→ **SHORT PROBLEM**
Search the records for the word "ISCED" and pick out every line that has it.

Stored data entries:

=====

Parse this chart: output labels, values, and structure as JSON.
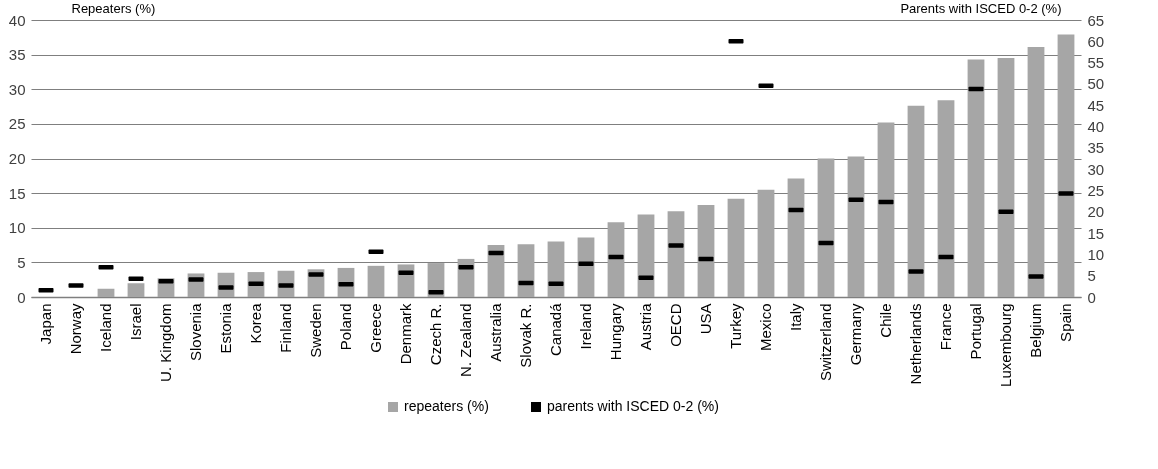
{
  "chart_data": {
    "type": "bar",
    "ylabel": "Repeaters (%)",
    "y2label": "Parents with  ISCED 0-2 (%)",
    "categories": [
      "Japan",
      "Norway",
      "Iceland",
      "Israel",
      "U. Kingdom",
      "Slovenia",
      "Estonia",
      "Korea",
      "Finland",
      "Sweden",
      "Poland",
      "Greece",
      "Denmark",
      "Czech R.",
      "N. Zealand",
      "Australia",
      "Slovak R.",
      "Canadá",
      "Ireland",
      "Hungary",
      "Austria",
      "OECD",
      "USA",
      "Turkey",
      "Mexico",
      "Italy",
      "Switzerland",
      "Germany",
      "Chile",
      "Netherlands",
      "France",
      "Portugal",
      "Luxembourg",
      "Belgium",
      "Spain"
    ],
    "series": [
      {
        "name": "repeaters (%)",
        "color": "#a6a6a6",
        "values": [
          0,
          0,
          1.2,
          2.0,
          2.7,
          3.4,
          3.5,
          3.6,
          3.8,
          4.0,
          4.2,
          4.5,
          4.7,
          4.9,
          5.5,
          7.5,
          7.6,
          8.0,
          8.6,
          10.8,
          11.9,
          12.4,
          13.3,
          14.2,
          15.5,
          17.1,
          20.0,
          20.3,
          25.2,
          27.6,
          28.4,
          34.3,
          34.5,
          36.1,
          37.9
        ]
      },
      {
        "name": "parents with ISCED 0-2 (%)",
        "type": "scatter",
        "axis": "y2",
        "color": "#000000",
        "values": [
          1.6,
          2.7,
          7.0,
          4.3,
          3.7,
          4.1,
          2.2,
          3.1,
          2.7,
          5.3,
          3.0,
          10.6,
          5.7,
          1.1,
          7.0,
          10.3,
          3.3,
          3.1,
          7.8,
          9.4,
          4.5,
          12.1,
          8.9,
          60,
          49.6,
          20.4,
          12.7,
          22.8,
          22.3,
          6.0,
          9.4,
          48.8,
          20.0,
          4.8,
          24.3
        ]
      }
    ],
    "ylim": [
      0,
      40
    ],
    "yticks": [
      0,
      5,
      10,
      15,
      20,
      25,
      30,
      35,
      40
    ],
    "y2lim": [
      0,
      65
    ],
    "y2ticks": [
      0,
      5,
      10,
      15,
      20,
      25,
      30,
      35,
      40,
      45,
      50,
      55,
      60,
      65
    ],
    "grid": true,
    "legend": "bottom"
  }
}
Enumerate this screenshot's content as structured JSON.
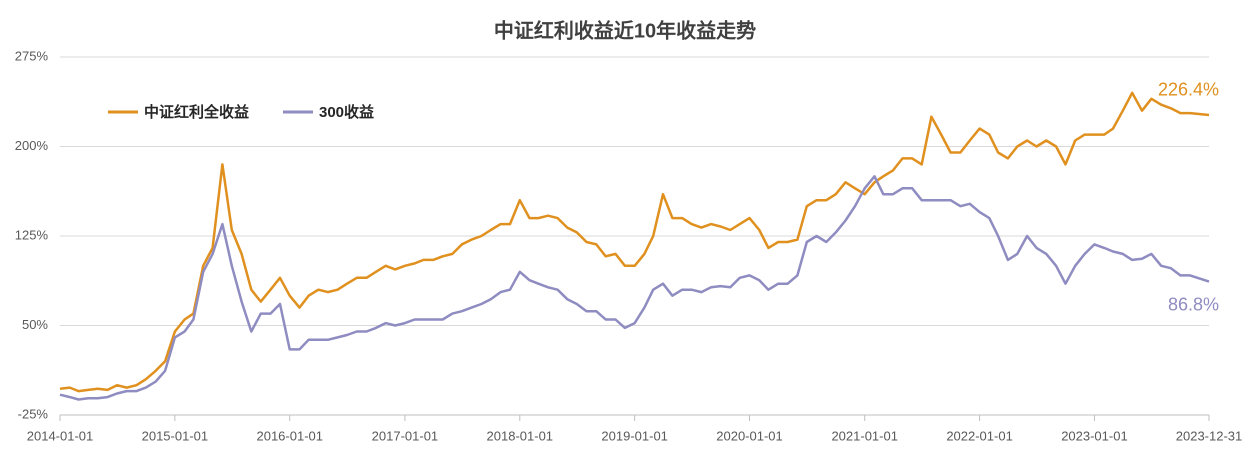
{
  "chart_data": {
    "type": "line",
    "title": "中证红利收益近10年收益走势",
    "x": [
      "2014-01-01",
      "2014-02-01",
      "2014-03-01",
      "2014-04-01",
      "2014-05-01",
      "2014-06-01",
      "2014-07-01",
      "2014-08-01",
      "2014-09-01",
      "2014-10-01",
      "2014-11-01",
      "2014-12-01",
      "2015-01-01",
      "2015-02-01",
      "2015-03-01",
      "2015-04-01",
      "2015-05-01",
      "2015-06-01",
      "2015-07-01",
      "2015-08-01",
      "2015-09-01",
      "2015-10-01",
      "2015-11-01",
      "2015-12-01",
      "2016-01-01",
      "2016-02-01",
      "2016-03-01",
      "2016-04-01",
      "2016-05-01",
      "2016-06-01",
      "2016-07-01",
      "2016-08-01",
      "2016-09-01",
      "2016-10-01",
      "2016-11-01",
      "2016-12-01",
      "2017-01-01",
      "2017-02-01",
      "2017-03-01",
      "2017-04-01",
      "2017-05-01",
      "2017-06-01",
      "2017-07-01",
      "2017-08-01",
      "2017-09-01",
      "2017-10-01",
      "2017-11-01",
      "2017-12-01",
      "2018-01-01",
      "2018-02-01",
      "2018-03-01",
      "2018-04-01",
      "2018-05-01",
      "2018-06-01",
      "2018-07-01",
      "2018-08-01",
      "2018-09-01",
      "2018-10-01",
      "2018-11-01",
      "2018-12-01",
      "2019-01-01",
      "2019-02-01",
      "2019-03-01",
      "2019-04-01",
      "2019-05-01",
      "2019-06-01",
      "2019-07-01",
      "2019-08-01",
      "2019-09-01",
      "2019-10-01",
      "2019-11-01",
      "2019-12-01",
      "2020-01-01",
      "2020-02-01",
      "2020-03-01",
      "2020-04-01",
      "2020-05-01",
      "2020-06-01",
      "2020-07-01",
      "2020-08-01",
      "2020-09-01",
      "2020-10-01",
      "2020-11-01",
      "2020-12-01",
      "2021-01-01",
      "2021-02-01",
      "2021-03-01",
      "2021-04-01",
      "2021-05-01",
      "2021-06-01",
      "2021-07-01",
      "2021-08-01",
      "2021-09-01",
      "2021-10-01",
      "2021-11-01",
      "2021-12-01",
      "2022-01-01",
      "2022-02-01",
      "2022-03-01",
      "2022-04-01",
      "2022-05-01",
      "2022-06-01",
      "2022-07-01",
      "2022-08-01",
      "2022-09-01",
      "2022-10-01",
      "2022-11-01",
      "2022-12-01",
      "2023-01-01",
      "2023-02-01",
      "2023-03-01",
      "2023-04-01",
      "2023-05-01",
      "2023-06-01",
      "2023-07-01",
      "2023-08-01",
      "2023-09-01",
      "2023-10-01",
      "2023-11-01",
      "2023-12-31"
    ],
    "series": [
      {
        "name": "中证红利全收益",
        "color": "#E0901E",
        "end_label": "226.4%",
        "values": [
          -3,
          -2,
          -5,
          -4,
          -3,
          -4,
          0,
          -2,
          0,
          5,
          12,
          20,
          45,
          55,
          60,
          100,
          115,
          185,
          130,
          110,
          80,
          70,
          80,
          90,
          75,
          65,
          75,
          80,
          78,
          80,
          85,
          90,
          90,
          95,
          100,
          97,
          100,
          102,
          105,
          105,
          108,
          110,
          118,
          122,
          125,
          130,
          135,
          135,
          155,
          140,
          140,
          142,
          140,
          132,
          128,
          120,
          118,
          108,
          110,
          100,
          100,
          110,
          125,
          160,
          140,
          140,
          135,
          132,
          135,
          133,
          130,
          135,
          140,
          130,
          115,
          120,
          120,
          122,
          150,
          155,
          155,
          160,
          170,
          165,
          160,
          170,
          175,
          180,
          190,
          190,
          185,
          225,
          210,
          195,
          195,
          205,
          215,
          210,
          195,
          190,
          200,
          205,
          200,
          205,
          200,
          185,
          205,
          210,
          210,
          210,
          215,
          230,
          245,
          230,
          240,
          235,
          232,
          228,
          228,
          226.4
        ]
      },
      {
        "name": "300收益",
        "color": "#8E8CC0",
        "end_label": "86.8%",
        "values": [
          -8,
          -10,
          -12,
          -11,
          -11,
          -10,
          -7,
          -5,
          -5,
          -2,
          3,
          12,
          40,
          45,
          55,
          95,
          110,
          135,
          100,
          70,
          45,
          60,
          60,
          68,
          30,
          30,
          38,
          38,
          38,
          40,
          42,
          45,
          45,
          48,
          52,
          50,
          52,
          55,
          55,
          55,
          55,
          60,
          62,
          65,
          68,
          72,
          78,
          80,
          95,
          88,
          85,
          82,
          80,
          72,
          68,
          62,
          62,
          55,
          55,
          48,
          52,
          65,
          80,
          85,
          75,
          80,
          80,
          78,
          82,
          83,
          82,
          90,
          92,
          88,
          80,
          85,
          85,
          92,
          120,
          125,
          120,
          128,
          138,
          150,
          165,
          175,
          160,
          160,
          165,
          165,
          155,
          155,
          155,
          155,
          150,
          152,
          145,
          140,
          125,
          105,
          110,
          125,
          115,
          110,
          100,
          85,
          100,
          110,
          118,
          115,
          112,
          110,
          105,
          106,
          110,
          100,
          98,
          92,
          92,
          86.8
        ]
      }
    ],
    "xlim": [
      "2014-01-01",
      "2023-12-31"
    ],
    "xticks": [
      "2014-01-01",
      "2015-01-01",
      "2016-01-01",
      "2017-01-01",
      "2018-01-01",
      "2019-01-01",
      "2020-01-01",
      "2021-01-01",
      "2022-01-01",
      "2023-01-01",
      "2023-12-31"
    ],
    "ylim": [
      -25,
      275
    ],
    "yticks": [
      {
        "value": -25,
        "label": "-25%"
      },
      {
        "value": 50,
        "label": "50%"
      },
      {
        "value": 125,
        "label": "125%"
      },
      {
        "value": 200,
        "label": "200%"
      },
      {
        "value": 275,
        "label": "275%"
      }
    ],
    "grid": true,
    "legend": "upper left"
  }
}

=====

→ **OUTPUT OF THE TASK**
    "y2label": "Parents with  ISCED 0-2 (%)",
        "name": "parents with ISCED 0-2 (%)",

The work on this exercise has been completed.